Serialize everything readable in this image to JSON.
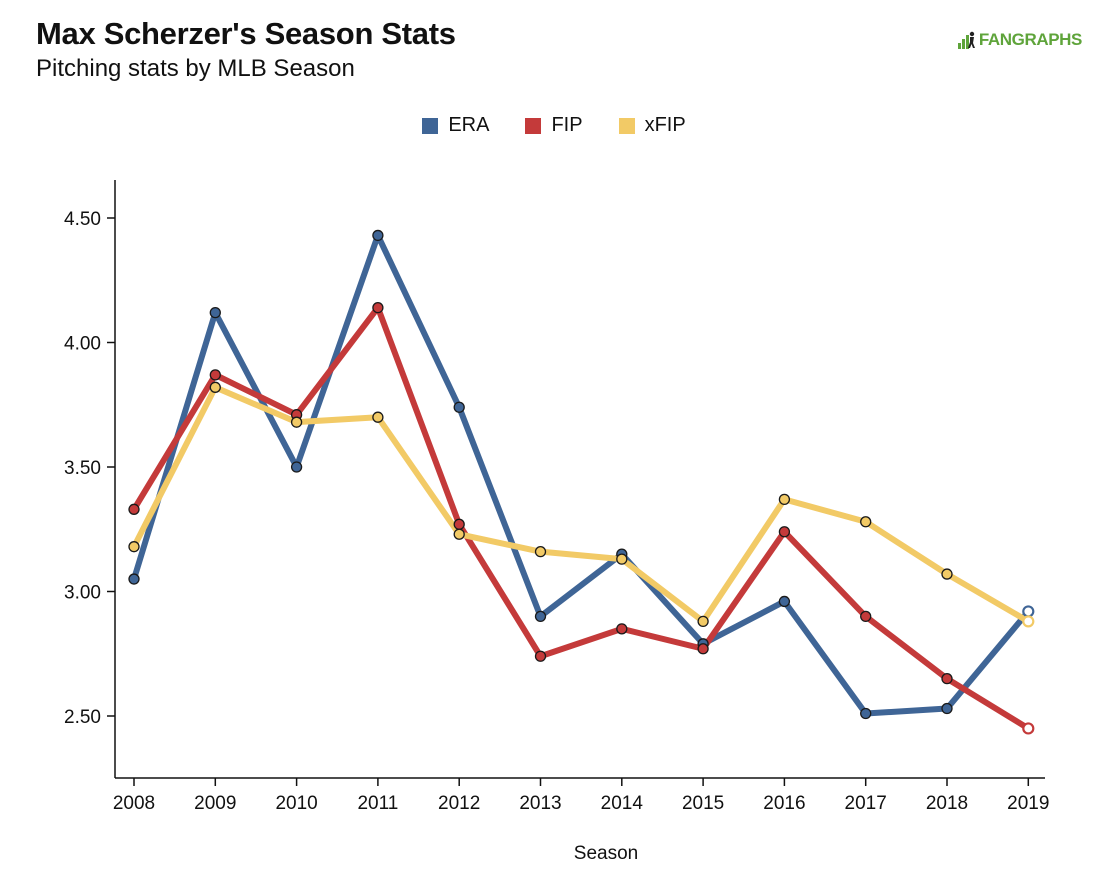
{
  "header": {
    "title": "Max Scherzer's Season Stats",
    "subtitle": "Pitching stats by MLB Season"
  },
  "logo": {
    "text": "FANGRAPHS",
    "color": "#5fa43b",
    "icon": "fangraphs-logo-icon"
  },
  "chart_data": {
    "type": "line",
    "title": "Max Scherzer's Season Stats",
    "subtitle": "Pitching stats by MLB Season",
    "xlabel": "Season",
    "ylabel": "",
    "x": [
      2008,
      2009,
      2010,
      2011,
      2012,
      2013,
      2014,
      2015,
      2016,
      2017,
      2018,
      2019
    ],
    "x_tick_labels": [
      "2008",
      "2009",
      "2010",
      "2011",
      "2012",
      "2013",
      "2014",
      "2015",
      "2016",
      "2017",
      "2018",
      "2019"
    ],
    "ylim": [
      2.25,
      4.65
    ],
    "y_ticks": [
      2.5,
      3.0,
      3.5,
      4.0,
      4.5
    ],
    "y_tick_labels": [
      "2.50",
      "3.00",
      "3.50",
      "4.00",
      "4.50"
    ],
    "grid": false,
    "legend_position": "top-center",
    "last_point_style": "hollow",
    "series": [
      {
        "name": "ERA",
        "color": "#3f6596",
        "values": [
          3.05,
          4.12,
          3.5,
          4.43,
          3.74,
          2.9,
          3.15,
          2.79,
          2.96,
          2.51,
          2.53,
          2.92
        ]
      },
      {
        "name": "FIP",
        "color": "#c43a3a",
        "values": [
          3.33,
          3.87,
          3.71,
          4.14,
          3.27,
          2.74,
          2.85,
          2.77,
          3.24,
          2.9,
          2.65,
          2.45
        ]
      },
      {
        "name": "xFIP",
        "color": "#f2ca66",
        "values": [
          3.18,
          3.82,
          3.68,
          3.7,
          3.23,
          3.16,
          3.13,
          2.88,
          3.37,
          3.28,
          3.07,
          2.88
        ]
      }
    ]
  }
}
——————————
• [Task details]: In the material above, show every line where the word "Season" turns up.

• [Answer for the task]:
    "title": "Max Scherzer's Season Stats",
    "subtitle": "Pitching stats by MLB Season"
    "title": "Max Scherzer's Season Stats",
    "subtitle": "Pitching stats by MLB Season",
    "xlabel": "Season",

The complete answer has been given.